[start of INPUT ROWS]
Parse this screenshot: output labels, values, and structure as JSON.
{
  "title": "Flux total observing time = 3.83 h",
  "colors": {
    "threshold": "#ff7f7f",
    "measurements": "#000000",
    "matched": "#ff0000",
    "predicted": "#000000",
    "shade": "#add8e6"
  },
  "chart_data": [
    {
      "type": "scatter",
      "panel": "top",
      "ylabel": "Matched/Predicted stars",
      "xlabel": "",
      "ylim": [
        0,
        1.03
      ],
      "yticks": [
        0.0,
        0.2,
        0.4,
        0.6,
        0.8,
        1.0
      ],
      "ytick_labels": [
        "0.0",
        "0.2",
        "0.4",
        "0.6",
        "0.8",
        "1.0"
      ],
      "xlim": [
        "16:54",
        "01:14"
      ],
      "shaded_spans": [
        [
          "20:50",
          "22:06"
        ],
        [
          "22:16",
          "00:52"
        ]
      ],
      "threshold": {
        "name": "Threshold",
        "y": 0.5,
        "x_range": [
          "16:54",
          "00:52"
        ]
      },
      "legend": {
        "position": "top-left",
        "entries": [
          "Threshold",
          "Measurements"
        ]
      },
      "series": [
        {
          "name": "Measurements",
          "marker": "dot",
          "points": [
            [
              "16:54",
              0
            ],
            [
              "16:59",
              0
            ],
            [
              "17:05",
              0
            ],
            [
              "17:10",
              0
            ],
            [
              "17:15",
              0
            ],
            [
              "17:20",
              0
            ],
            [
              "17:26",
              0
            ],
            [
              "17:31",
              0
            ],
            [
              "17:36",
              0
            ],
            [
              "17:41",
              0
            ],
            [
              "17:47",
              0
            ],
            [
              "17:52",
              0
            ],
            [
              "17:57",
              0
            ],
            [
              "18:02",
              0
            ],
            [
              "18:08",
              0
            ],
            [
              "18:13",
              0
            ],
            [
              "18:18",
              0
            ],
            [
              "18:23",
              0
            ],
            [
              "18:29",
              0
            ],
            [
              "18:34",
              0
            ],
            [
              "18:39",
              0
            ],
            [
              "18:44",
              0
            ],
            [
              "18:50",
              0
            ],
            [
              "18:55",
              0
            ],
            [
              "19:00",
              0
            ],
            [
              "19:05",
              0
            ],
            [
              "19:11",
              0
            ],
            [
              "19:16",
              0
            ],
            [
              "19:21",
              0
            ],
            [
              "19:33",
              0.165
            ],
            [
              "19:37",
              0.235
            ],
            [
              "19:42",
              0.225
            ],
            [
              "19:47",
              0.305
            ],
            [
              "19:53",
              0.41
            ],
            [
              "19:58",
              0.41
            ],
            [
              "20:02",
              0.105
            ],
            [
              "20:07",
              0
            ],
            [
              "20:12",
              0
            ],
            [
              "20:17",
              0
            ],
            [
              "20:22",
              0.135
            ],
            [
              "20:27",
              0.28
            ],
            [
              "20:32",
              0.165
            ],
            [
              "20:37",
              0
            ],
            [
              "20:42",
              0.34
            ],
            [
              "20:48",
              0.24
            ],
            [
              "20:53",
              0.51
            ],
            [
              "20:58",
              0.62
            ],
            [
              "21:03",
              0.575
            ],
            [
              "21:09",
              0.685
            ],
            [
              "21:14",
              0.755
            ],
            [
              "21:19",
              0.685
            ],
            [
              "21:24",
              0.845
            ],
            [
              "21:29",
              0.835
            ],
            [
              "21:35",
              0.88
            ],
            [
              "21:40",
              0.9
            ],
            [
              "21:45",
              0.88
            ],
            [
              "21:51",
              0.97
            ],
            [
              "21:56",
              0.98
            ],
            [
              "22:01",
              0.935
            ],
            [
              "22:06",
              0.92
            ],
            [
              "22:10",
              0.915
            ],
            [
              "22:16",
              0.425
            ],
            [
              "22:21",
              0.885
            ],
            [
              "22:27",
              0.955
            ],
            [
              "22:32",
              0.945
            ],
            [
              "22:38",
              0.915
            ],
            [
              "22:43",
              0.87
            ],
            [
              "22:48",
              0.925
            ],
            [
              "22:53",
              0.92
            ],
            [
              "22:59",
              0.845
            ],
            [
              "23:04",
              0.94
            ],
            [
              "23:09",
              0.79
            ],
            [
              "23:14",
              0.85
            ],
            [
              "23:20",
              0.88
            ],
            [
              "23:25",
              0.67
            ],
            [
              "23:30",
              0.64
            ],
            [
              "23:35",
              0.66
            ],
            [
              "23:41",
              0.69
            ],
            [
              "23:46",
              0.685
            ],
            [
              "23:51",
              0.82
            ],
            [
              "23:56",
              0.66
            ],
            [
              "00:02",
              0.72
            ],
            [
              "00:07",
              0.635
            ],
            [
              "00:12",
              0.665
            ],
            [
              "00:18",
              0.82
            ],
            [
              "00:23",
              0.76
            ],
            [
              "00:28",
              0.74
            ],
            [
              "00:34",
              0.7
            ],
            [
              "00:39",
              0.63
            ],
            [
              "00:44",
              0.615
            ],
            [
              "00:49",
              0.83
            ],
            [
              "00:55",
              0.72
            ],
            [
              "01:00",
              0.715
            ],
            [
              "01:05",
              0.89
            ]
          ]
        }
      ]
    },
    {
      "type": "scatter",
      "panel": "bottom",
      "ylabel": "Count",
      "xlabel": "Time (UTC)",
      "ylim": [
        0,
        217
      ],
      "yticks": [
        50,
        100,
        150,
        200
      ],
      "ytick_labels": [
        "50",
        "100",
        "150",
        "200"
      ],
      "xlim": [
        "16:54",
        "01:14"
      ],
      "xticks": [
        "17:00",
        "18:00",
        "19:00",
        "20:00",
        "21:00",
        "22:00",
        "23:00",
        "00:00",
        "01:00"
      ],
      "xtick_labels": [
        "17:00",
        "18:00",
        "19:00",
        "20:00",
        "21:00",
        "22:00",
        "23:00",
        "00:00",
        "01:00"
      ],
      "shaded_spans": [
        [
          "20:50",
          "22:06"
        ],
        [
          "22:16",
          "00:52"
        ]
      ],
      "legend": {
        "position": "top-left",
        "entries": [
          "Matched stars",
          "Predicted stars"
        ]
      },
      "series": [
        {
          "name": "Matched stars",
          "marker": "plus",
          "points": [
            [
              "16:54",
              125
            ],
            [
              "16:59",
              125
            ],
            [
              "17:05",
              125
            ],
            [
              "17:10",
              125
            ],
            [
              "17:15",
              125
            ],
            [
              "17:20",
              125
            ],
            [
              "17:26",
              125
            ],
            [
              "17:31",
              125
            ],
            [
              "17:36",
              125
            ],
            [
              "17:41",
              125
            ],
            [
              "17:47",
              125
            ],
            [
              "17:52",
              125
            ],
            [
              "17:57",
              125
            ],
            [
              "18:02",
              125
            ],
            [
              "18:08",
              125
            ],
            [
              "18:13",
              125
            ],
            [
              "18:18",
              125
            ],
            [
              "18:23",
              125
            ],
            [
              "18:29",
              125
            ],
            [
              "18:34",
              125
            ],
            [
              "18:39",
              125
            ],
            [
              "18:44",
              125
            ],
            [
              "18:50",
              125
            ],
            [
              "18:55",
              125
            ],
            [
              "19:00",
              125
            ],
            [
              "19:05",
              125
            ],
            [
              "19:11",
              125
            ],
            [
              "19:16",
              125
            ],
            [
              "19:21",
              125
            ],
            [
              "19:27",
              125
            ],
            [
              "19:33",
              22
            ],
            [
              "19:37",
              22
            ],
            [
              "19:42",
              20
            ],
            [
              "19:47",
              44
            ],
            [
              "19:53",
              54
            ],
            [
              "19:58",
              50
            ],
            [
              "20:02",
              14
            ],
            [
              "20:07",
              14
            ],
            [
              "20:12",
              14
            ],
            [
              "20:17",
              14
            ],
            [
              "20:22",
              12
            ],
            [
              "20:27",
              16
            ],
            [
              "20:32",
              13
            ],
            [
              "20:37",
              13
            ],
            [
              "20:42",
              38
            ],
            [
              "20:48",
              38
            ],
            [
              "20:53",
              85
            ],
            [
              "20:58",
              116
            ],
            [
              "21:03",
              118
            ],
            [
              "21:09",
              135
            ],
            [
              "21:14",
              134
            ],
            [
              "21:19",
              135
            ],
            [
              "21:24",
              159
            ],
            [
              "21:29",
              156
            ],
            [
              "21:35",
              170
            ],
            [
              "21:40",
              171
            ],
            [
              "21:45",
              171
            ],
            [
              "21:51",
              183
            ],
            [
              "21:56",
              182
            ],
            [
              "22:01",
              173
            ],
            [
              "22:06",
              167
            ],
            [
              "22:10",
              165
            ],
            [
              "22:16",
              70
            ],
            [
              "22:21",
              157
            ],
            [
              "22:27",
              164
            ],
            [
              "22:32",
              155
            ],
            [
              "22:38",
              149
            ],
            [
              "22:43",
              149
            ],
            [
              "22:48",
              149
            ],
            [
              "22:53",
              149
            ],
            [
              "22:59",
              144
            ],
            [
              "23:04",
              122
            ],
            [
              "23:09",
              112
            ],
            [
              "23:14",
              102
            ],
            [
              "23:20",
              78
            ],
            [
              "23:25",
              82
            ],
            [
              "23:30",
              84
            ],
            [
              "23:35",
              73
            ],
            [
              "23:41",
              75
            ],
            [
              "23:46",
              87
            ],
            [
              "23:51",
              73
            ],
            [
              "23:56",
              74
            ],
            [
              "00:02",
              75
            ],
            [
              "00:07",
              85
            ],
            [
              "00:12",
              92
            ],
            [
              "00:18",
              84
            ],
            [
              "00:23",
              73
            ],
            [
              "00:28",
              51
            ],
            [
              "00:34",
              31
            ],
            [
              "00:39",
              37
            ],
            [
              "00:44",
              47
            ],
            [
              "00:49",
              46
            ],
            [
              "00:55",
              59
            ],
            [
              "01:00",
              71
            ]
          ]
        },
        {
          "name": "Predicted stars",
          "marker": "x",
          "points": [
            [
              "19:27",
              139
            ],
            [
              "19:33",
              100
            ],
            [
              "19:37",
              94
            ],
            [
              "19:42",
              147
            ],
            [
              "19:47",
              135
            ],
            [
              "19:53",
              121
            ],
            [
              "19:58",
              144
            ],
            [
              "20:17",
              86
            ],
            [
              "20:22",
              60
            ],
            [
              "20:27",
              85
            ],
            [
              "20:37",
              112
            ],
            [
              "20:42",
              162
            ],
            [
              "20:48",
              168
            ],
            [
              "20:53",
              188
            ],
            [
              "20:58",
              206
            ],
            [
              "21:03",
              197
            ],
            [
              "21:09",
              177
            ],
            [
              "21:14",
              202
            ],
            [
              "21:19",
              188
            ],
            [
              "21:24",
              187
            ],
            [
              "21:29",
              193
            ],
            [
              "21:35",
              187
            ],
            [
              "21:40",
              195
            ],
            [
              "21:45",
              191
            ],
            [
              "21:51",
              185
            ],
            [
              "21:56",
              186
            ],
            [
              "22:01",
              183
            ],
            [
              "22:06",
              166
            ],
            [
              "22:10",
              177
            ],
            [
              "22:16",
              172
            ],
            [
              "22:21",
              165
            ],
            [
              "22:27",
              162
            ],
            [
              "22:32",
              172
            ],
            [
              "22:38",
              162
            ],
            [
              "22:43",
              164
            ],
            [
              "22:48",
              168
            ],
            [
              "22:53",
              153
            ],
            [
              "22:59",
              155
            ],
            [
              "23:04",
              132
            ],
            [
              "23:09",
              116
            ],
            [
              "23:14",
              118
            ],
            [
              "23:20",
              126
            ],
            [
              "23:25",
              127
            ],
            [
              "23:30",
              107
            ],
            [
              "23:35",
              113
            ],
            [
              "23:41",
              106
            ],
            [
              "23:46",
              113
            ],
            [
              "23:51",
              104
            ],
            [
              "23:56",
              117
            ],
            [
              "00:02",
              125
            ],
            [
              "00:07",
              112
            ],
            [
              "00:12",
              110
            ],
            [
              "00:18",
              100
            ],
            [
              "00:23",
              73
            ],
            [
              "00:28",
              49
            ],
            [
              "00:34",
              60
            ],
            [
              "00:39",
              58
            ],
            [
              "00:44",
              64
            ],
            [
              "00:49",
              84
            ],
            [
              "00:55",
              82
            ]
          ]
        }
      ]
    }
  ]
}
[end of INPUT ROWS]
→ DESCRIPTION OF THE TASK
Go through the lines above. Select every one that has the string "ylabel".

→ SOLUTION
      "ylabel": "Matched/Predicted stars",
      "ylabel": "Count",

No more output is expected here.